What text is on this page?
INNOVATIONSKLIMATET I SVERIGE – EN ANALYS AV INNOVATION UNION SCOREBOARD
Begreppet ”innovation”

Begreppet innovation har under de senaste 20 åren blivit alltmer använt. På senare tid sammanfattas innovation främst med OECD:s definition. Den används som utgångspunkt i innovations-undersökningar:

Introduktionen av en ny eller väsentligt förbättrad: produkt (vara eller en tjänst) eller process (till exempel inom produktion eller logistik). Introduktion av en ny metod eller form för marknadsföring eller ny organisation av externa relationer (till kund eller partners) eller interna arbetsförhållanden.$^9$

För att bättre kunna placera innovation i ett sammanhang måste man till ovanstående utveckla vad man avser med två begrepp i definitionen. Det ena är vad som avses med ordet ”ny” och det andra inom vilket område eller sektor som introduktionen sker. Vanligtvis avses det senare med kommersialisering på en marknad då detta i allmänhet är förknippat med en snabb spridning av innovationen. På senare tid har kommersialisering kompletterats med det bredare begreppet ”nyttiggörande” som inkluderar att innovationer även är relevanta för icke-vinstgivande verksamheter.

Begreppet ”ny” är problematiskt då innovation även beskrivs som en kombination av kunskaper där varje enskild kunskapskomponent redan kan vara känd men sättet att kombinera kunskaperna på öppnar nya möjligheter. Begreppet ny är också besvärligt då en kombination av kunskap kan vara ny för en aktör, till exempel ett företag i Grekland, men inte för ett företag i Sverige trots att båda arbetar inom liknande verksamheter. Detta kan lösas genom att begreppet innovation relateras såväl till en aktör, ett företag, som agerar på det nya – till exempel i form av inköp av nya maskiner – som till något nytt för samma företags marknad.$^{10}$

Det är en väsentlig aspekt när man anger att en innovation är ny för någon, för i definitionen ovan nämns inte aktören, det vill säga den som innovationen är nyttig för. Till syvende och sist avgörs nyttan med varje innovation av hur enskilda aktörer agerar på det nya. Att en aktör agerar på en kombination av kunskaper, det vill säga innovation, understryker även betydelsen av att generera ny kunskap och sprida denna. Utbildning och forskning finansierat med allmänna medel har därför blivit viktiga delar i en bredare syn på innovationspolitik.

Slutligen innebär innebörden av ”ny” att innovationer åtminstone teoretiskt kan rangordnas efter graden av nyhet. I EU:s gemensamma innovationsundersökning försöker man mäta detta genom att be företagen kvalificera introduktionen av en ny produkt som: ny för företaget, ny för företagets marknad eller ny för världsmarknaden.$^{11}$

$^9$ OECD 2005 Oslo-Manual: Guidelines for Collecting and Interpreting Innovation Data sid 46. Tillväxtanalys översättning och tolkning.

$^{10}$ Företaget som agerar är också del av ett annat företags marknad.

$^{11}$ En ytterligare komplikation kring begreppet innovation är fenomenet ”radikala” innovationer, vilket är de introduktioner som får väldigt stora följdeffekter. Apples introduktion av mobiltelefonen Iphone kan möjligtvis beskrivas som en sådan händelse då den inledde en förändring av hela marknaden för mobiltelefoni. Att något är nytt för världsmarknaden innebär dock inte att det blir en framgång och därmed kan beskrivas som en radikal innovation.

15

········

Task directions: Wherever a line in the data above contains the word "också", copy that line.

Task solution:
Begreppet ”ny” är problematiskt då innovation även beskrivs som en kombination av kunskaper där varje enskild kunskapskomponent redan kan vara känd men sättet att kombinera kunskaperna på öppnar nya möjligheter. Begreppet ny är också besvärligt då en kombination av kunskap kan vara ny för en aktör, till exempel ett företag i Grekland, men inte för ett företag i Sverige trots att båda arbetar inom liknande verksamheter. Detta kan lösas genom att begreppet innovation relateras såväl till en aktör, ett företag, som agerar på det nya – till exempel i form av inköp av nya maskiner – som till något nytt för samma företags marknad.$^{10}$
$^{10}$ Företaget som agerar är också del av ett annat företags marknad.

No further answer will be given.